= Written problem =
Scan the entries and tally the lines that include the string "carnal". Reply with the figure alone.
● ● ●
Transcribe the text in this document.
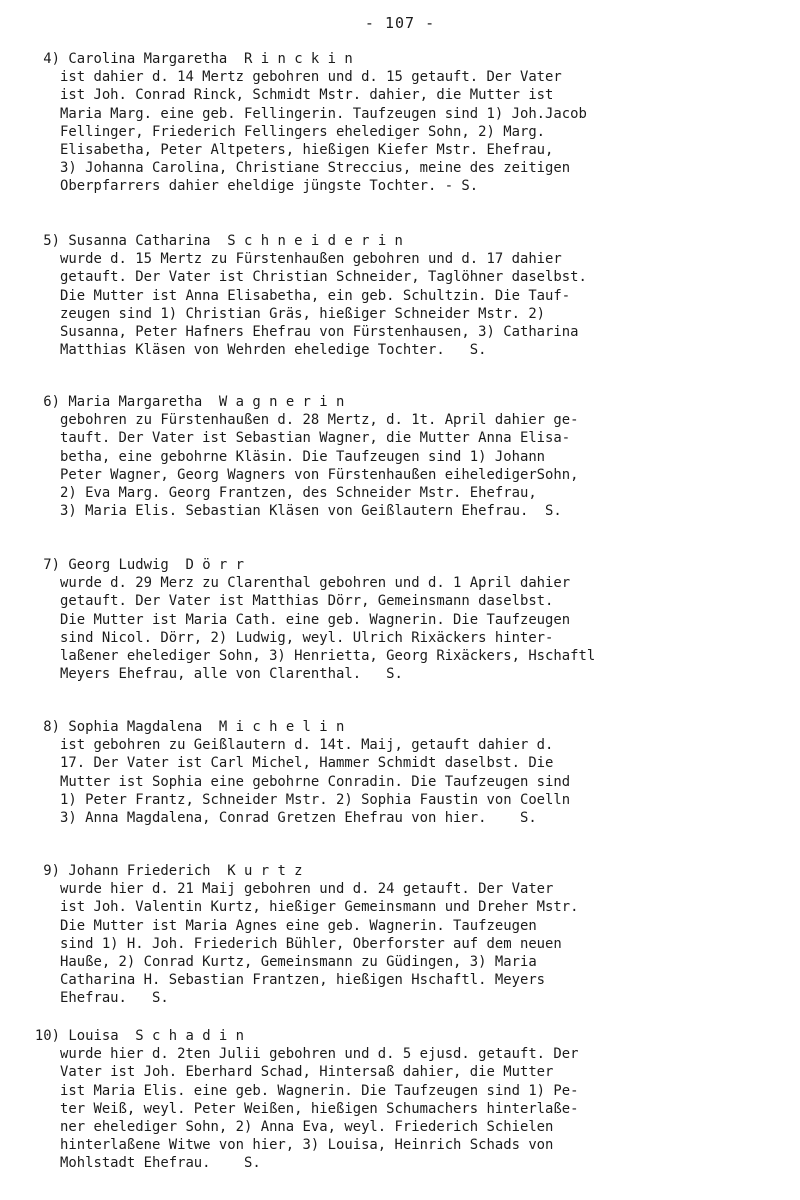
- 107 -
4) Carolina Margaretha R i n c k i n
ist dahier d. 14 Mertz gebohren und d. 15 getauft. Der Vater
ist Joh. Conrad Rinck, Schmidt Mstr. dahier, die Mutter ist
Maria Marg. eine geb. Fellingerin. Taufzeugen sind 1) Joh.Jacob
Fellinger, Friederich Fellingers ehelediger Sohn, 2) Marg.
Elisabetha, Peter Altpeters, hießigen Kiefer Mstr. Ehefrau,
3) Johanna Carolina, Christiane Streccius, meine des zeitigen
Oberpfarrers dahier eheldige jüngste Tochter. - S.
5) Susanna Catharina S c h n e i d e r i n
wurde d. 15 Mertz zu Fürstenhaußen gebohren und d. 17 dahier
getauft. Der Vater ist Christian Schneider, Taglöhner daselbst.
Die Mutter ist Anna Elisabetha, ein geb. Schultzin. Die Tauf-
zeugen sind 1) Christian Gräs, hießiger Schneider Mstr. 2)
Susanna, Peter Hafners Ehefrau von Fürstenhausen, 3) Catharina
Matthias Kläsen von Wehrden eheledige Tochter.   S.
6) Maria Margaretha W a g n e r i n
gebohren zu Fürstenhaußen d. 28 Mertz, d. 1t. April dahier ge-
tauft. Der Vater ist Sebastian Wagner, die Mutter Anna Elisa-
betha, eine gebohrne Kläsin. Die Taufzeugen sind 1) Johann
Peter Wagner, Georg Wagners von Fürstenhaußen eiheledigerSohn,
2) Eva Marg. Georg Frantzen, des Schneider Mstr. Ehefrau,
3) Maria Elis. Sebastian Kläsen von Geißlautern Ehefrau.  S.
7) Georg Ludwig D ö r r
wurde d. 29 Merz zu Clarenthal gebohren und d. 1 April dahier
getauft. Der Vater ist Matthias Dörr, Gemeinsmann daselbst.
Die Mutter ist Maria Cath. eine geb. Wagnerin. Die Taufzeugen
sind Nicol. Dörr, 2) Ludwig, weyl. Ulrich Rixäckers hinter-
laßener ehelediger Sohn, 3) Henrietta, Georg Rixäckers, Hschaftl
Meyers Ehefrau, alle von Clarenthal.   S.
8) Sophia Magdalena M i c h e l i n
ist gebohren zu Geißlautern d. 14t. Maij, getauft dahier d.
17. Der Vater ist Carl Michel, Hammer Schmidt daselbst. Die
Mutter ist Sophia eine gebohrne Conradin. Die Taufzeugen sind
1) Peter Frantz, Schneider Mstr. 2) Sophia Faustin von Coelln
3) Anna Magdalena, Conrad Gretzen Ehefrau von hier.    S.
9) Johann Friederich K u r t z
wurde hier d. 21 Maij gebohren und d. 24 getauft. Der Vater
ist Joh. Valentin Kurtz, hießiger Gemeinsmann und Dreher Mstr.
Die Mutter ist Maria Agnes eine geb. Wagnerin. Taufzeugen
sind 1) H. Joh. Friederich Bühler, Oberforster auf dem neuen
Hauße, 2) Conrad Kurtz, Gemeinsmann zu Güdingen, 3) Maria
Catharina H. Sebastian Frantzen, hießigen Hschaftl. Meyers
Ehefrau.   S.
10) Louisa S c h a d i n
wurde hier d. 2ten Julii gebohren und d. 5 ejusd. getauft. Der
Vater ist Joh. Eberhard Schad, Hintersaß dahier, die Mutter
ist Maria Elis. eine geb. Wagnerin. Die Taufzeugen sind 1) Pe-
ter Weiß, weyl. Peter Weißen, hießigen Schumachers hinterlaße-
ner ehelediger Sohn, 2) Anna Eva, weyl. Friederich Schielen
hinterlaßene Witwe von hier, 3) Louisa, Heinrich Schads von
Mohlstadt Ehefrau.    S.
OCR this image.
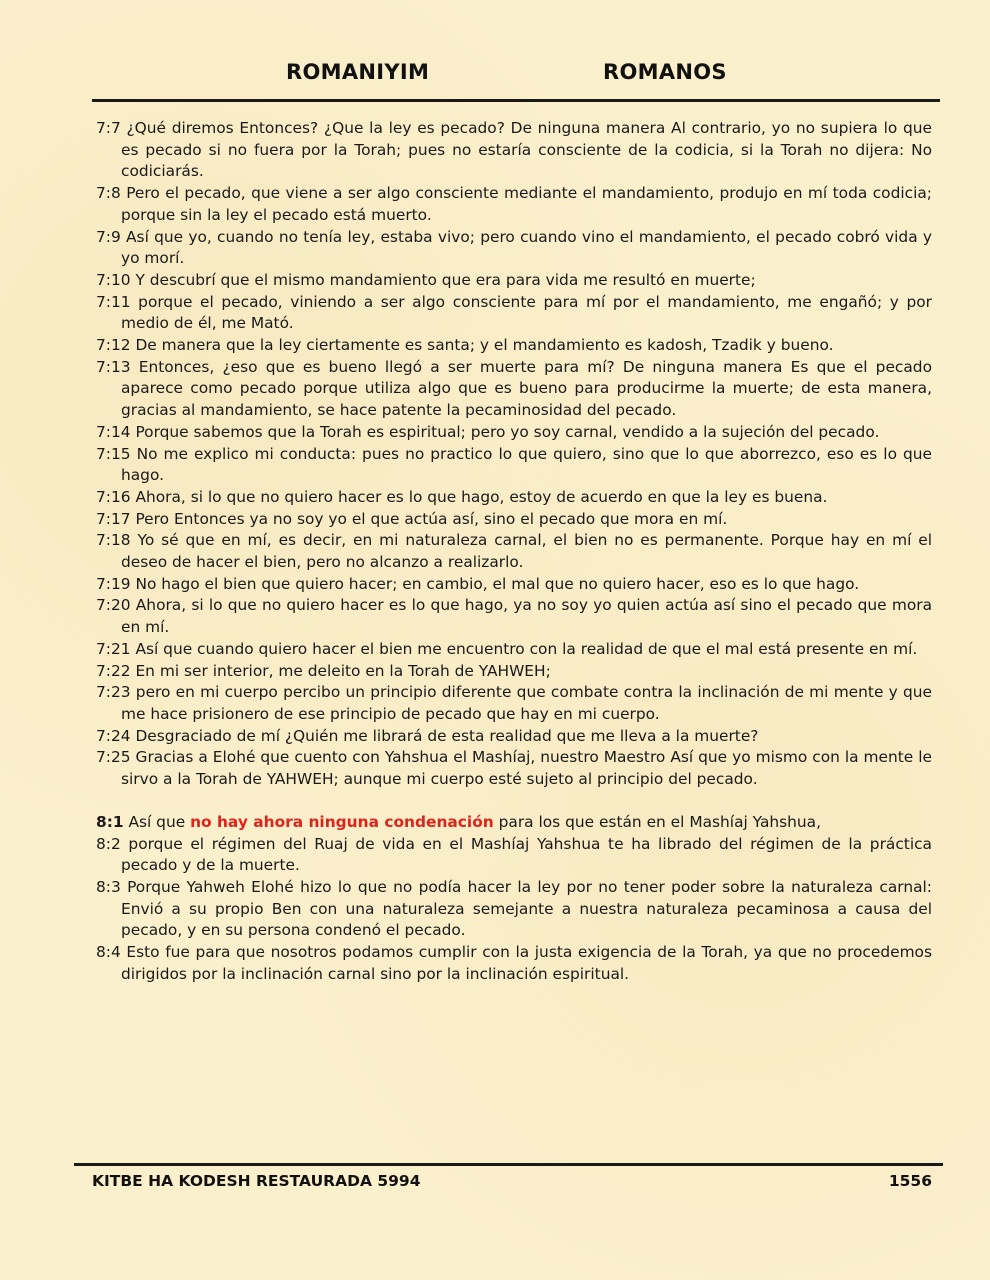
ROMANIYIM	ROMANOS
7:7 ¿Qué diremos Entonces? ¿Que la ley es pecado? De ninguna manera Al contrario, yo no supiera lo que es pecado si no fuera por la Torah; pues no estaría consciente de la codicia, si la Torah no dijera: No codiciarás.
7:8 Pero el pecado, que viene a ser algo consciente mediante el mandamiento, produjo en mí toda codicia; porque sin la ley el pecado está muerto.
7:9 Así que yo, cuando no tenía ley, estaba vivo; pero cuando vino el mandamiento, el pecado cobró vida y yo morí.
7:10 Y descubrí que el mismo mandamiento que era para vida me resultó en muerte;
7:11 porque el pecado, viniendo a ser algo consciente para mí por el mandamiento, me engañó; y por medio de él, me Mató.
7:12 De manera que la ley ciertamente es santa; y el mandamiento es kadosh, Tzadik y bueno.
7:13 Entonces, ¿eso que es bueno llegó a ser muerte para mí? De ninguna manera Es que el pecado aparece como pecado porque utiliza algo que es bueno para producirme la muerte; de esta manera, gracias al mandamiento, se hace patente la pecaminosidad del pecado.
7:14 Porque sabemos que la Torah es espiritual; pero yo soy carnal, vendido a la sujeción del pecado.
7:15 No me explico mi conducta: pues no practico lo que quiero, sino que lo que aborrezco, eso es lo que hago.
7:16 Ahora, si lo que no quiero hacer es lo que hago, estoy de acuerdo en que la ley es buena.
7:17 Pero Entonces ya no soy yo el que actúa así, sino el pecado que mora en mí.
7:18 Yo sé que en mí, es decir, en mi naturaleza carnal, el bien no es permanente. Porque hay en mí el deseo de hacer el bien, pero no alcanzo a realizarlo.
7:19 No hago el bien que quiero hacer; en cambio, el mal que no quiero hacer, eso es lo que hago.
7:20 Ahora, si lo que no quiero hacer es lo que hago, ya no soy yo quien actúa así sino el pecado que mora en mí.
7:21 Así que cuando quiero hacer el bien me encuentro con la realidad de que el mal está presente en mí.
7:22 En mi ser interior, me deleito en la Torah de YAHWEH;
7:23 pero en mi cuerpo percibo un principio diferente que combate contra la inclinación de mi mente y que me hace prisionero de ese principio de pecado que hay en mi cuerpo.
7:24 Desgraciado de mí ¿Quién me librará de esta realidad que me lleva a la muerte?
7:25 Gracias a Elohé que cuento con Yahshua el Mashíaj, nuestro Maestro Así que yo mismo con la mente le sirvo a la Torah de YAHWEH; aunque mi cuerpo esté sujeto al principio del pecado.
8:1 Así que no hay ahora ninguna condenación para los que están en el Mashíaj Yahshua,
8:2 porque el régimen del Ruaj de vida en el Mashíaj Yahshua te ha librado del régimen de la práctica pecado y de la muerte.
8:3 Porque Yahweh Elohé hizo lo que no podía hacer la ley por no tener poder sobre la naturaleza carnal: Envió a su propio Ben con una naturaleza semejante a nuestra naturaleza pecaminosa a causa del pecado, y en su persona condenó el pecado.
8:4 Esto fue para que nosotros podamos cumplir con la justa exigencia de la Torah, ya que no procedemos dirigidos por la inclinación carnal sino por la inclinación espiritual.
KITBE HA KODESH RESTAURADA 5994	1556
● ● ●
= Output for this exercise =
4